## WHAT TO PRODUCE
Search the records below for the word "Updated" and show every line where it occurs.

## SUPPLIED DATA
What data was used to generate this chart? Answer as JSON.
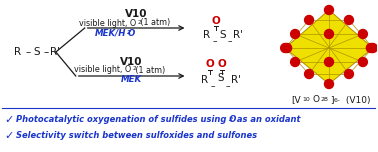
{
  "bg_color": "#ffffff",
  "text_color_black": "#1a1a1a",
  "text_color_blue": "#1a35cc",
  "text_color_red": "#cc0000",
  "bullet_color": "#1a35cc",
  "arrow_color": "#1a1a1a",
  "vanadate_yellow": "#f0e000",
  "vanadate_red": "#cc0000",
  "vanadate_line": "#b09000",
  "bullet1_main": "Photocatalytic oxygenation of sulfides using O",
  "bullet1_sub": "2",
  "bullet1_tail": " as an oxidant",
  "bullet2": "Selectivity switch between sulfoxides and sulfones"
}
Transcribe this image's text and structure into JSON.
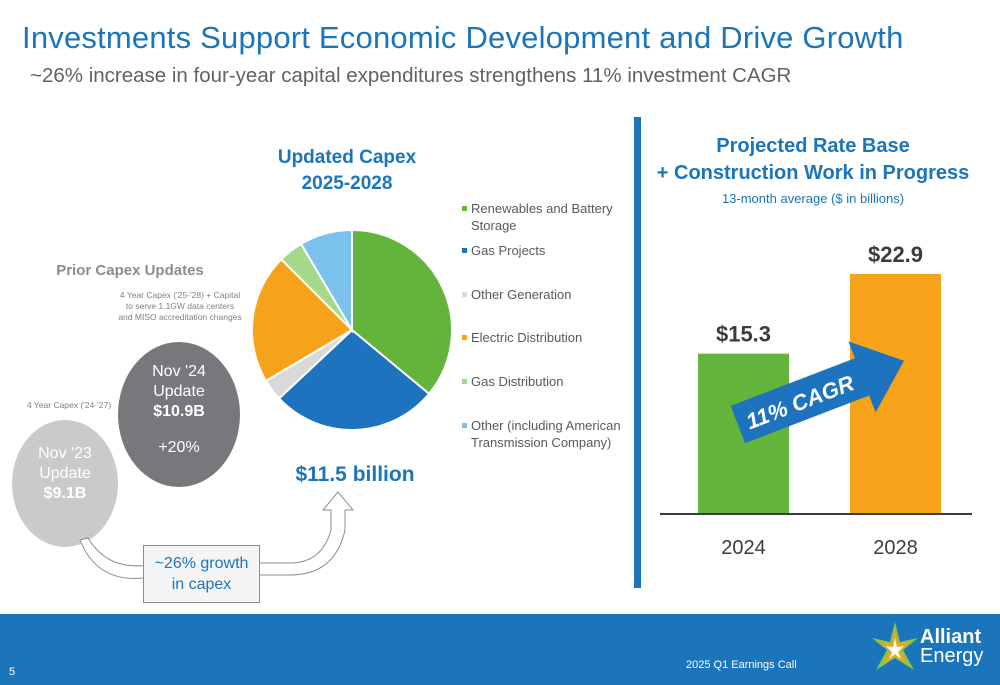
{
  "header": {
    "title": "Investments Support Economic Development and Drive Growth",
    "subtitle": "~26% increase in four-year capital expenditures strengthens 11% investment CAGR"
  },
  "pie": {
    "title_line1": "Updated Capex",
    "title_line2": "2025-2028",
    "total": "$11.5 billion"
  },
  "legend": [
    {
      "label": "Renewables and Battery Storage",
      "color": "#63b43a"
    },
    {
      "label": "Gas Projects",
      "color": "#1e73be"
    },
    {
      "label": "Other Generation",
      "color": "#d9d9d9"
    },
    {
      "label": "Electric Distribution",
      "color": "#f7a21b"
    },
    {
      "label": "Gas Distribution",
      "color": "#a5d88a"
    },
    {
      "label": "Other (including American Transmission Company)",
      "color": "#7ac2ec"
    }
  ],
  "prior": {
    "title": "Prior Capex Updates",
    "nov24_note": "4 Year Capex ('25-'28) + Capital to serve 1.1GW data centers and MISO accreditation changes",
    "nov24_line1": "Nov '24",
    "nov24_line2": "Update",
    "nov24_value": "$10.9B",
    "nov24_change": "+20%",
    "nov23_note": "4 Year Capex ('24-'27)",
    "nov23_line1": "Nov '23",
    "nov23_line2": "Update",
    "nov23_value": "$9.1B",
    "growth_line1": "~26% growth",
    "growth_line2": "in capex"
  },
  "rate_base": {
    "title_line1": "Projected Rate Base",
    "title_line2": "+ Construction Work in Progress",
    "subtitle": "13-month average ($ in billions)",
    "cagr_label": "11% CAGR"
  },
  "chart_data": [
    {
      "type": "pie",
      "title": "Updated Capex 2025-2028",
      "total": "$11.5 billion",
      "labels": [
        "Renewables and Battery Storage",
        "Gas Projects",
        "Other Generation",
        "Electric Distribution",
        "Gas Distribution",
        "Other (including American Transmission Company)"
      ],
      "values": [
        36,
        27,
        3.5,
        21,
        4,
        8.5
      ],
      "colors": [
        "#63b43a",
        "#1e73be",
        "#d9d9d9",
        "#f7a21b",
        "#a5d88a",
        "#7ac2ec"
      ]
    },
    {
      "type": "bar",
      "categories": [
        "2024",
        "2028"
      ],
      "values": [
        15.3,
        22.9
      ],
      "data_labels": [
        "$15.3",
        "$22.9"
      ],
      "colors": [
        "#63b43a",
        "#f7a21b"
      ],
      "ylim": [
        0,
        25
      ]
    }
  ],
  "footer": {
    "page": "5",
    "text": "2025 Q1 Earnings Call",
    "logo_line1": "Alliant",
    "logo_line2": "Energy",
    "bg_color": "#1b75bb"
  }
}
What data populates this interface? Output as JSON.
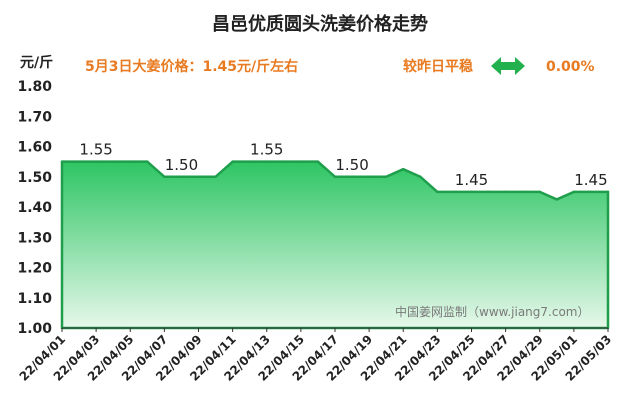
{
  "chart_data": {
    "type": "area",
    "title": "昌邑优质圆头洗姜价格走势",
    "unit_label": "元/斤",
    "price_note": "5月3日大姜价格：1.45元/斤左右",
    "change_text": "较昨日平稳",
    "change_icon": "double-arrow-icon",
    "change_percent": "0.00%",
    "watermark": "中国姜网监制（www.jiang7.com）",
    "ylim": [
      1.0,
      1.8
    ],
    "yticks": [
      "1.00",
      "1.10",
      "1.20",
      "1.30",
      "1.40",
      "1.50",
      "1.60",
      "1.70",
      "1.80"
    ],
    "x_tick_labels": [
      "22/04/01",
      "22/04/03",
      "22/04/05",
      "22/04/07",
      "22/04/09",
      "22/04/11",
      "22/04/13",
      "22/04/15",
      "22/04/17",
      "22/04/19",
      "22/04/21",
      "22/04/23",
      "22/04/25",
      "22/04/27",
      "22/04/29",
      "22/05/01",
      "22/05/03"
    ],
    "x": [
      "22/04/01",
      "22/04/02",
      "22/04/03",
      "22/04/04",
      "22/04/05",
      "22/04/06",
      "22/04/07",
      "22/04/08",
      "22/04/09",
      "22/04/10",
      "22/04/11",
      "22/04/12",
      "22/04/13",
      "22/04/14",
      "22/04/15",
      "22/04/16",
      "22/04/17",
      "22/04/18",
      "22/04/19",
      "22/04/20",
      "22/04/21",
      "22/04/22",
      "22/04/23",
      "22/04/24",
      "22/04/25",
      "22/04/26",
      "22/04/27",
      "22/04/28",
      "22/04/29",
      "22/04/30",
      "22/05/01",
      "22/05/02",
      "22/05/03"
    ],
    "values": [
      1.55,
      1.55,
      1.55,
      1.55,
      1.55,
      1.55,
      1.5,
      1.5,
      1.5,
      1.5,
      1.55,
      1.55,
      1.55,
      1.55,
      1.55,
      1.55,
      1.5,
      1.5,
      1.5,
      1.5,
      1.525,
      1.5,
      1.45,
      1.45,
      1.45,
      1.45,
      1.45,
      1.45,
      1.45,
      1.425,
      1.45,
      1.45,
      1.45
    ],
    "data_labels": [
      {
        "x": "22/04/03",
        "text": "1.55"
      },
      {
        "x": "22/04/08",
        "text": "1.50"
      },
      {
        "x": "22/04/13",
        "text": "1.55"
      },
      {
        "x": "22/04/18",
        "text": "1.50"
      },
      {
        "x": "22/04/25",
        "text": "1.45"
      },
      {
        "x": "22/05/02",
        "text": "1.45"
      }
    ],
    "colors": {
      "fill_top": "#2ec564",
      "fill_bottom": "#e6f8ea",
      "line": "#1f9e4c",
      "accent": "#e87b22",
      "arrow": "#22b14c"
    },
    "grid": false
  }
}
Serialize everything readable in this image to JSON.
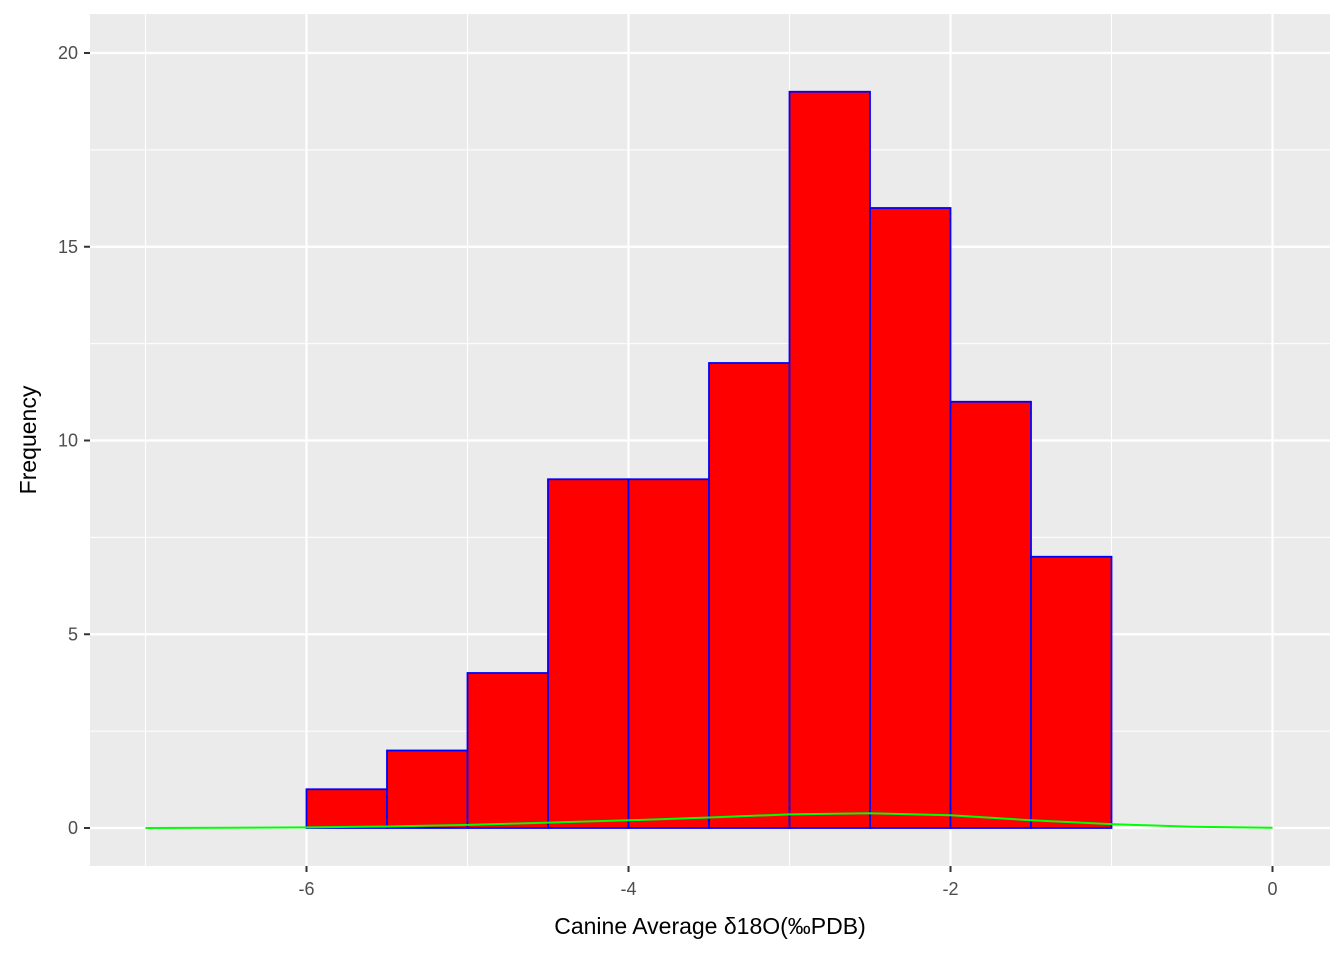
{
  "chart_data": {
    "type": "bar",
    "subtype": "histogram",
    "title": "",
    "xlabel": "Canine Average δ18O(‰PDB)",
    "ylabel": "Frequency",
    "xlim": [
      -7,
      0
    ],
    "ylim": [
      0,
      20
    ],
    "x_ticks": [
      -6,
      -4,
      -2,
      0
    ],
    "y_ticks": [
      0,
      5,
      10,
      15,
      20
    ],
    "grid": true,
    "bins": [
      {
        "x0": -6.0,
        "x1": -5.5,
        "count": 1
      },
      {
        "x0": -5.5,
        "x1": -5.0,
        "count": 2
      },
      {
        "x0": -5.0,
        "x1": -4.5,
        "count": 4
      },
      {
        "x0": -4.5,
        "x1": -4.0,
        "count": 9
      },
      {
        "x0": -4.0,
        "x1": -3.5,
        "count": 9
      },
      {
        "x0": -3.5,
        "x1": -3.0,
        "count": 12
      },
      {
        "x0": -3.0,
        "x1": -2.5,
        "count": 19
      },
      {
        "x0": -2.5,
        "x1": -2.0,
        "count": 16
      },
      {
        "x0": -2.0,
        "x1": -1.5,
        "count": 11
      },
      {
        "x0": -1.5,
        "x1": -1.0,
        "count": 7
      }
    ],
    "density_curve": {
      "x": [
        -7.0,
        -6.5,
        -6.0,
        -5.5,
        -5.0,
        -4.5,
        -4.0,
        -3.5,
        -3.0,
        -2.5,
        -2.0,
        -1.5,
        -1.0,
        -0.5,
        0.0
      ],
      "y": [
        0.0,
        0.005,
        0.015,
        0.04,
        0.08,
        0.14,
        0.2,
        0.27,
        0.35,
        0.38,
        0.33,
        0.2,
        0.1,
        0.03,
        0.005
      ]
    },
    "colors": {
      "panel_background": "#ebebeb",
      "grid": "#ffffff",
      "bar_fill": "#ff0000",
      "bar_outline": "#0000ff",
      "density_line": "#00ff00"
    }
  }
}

## COMPLETED TASK
    "title_line1": "Updated Capex",
      "title": "Updated Capex 2025-2028",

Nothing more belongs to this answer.